Problem to work on:
Using the data below, gather each line that includes the word "ffffff".

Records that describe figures
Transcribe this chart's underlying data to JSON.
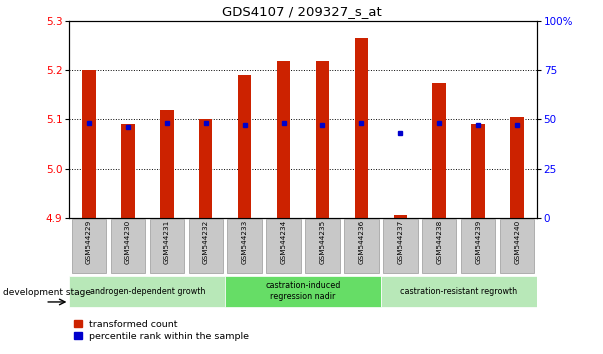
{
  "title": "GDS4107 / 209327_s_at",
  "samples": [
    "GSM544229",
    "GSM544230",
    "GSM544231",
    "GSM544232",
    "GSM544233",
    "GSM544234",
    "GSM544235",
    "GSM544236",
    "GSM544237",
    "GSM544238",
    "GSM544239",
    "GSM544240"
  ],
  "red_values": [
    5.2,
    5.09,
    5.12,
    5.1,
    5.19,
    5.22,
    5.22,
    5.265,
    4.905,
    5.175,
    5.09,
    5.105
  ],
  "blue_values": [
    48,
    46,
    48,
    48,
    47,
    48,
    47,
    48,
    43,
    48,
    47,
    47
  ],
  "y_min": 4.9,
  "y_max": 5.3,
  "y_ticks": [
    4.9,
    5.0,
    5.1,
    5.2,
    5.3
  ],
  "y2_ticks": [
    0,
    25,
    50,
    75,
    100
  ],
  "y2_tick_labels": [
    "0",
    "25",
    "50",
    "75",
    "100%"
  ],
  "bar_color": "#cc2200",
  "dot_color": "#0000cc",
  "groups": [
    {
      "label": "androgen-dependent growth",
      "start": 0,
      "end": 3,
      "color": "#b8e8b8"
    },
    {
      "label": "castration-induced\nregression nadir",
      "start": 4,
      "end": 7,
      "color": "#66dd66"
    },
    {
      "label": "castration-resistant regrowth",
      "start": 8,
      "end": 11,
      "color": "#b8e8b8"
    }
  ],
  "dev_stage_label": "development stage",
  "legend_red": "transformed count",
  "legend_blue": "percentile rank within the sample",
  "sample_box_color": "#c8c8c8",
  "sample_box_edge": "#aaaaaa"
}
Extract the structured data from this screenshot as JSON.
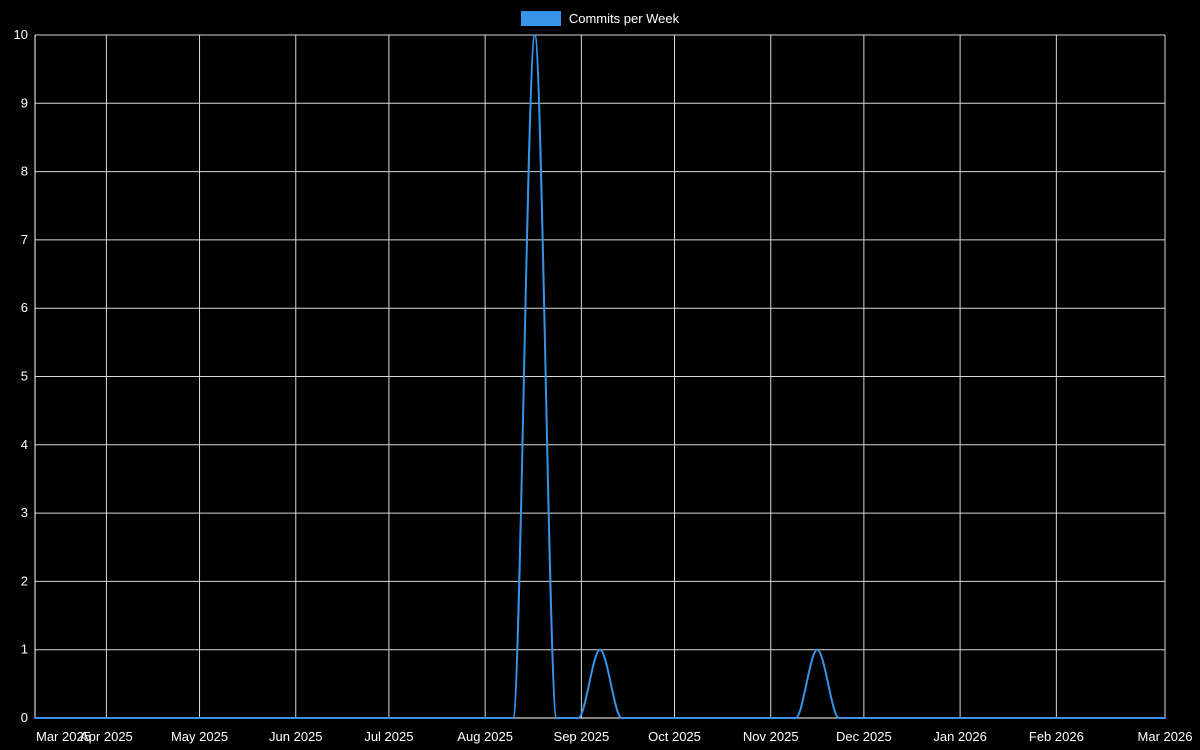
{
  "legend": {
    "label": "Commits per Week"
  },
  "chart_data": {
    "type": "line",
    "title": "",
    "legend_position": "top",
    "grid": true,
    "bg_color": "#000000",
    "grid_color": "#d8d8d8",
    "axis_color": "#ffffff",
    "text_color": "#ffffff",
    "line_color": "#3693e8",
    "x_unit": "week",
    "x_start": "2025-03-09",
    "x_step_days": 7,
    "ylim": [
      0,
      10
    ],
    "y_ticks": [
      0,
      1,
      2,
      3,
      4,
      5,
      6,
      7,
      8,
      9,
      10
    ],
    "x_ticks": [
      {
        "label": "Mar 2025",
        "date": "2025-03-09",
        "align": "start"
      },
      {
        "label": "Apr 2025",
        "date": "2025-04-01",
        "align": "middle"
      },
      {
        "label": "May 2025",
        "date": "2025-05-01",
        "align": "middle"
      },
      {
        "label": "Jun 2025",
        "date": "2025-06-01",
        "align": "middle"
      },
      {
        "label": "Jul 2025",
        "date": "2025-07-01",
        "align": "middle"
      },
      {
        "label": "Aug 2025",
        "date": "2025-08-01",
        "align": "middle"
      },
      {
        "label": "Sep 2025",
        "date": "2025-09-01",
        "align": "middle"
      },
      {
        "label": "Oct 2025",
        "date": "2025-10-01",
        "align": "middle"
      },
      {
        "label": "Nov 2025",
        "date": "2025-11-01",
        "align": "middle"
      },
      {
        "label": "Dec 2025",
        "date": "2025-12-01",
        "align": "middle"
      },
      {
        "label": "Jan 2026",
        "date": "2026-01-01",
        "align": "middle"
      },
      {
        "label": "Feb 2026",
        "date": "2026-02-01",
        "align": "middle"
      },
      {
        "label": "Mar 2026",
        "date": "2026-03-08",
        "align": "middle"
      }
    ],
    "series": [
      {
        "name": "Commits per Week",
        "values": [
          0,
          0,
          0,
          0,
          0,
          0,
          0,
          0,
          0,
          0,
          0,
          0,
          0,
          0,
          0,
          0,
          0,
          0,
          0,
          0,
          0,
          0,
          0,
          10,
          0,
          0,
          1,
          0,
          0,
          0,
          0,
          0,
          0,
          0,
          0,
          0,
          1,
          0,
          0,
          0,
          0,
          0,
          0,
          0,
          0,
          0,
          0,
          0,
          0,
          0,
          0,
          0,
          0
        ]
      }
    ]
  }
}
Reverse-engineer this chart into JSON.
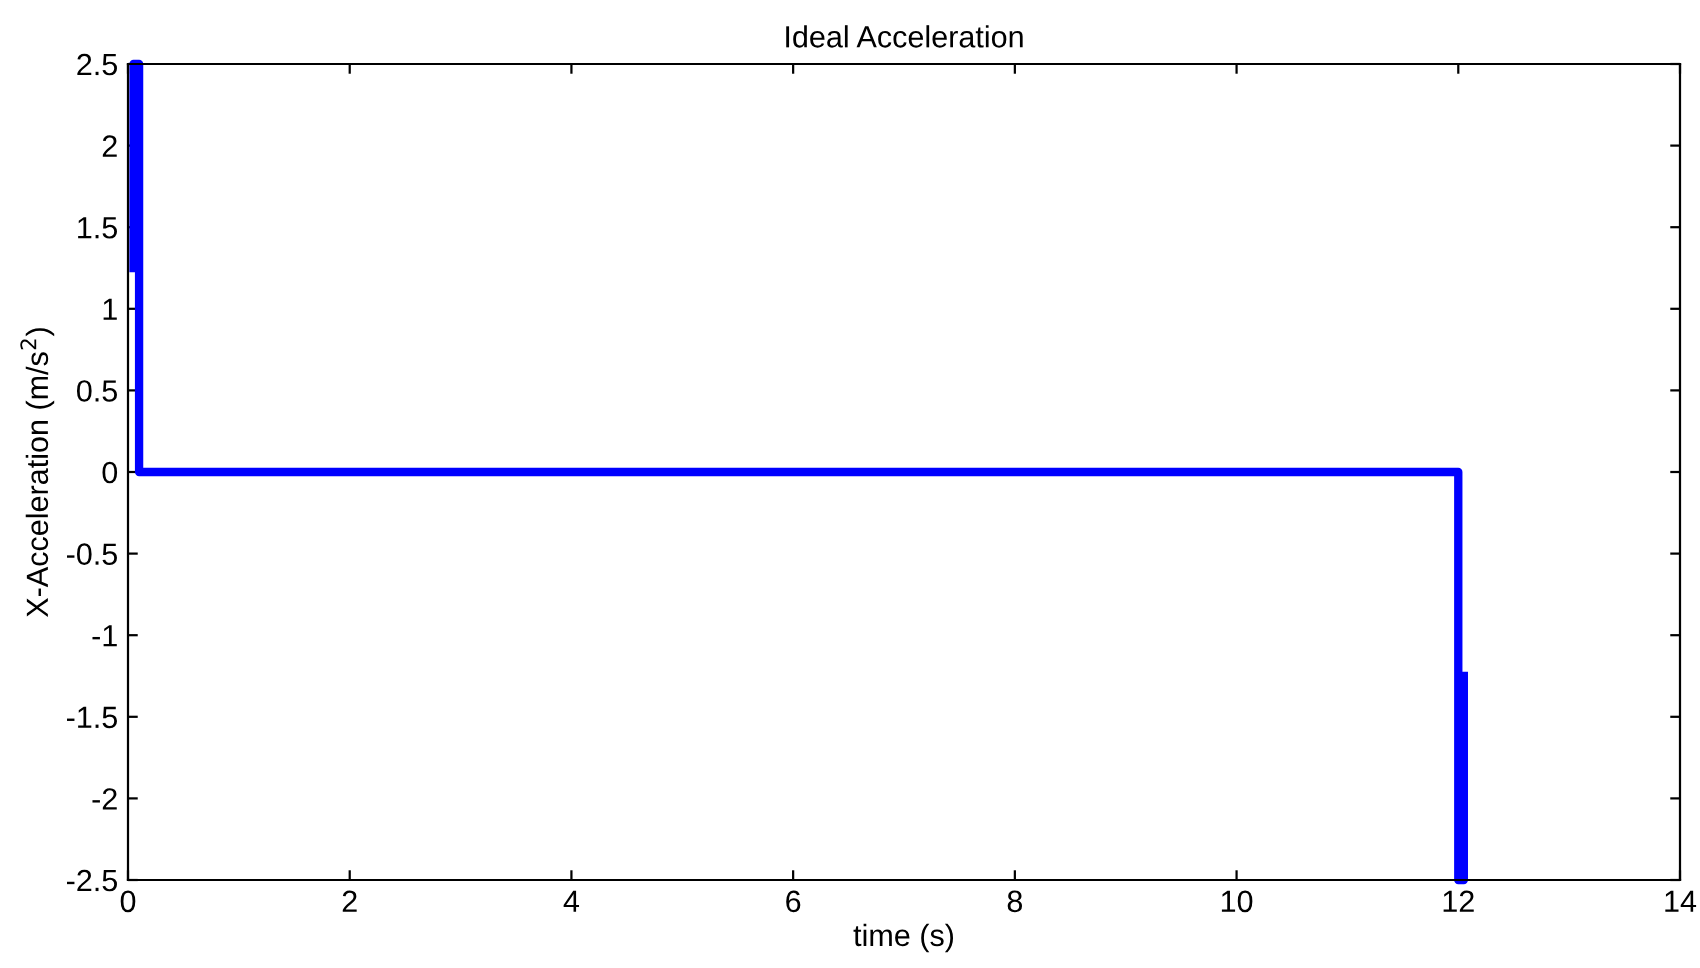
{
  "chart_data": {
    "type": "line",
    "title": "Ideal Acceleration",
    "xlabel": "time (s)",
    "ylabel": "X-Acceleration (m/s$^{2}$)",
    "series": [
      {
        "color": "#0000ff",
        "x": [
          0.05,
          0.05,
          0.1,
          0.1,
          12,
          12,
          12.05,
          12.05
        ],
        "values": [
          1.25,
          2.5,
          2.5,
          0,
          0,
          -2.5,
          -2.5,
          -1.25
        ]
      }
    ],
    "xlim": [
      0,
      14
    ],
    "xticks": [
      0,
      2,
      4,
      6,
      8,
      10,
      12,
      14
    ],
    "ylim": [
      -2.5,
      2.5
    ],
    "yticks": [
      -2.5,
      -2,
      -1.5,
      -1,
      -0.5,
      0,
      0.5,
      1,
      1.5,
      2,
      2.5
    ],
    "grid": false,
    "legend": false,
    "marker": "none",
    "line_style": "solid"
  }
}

Complete answer:
    "axis_color": "#ffffff",
    "text_color": "#ffffff",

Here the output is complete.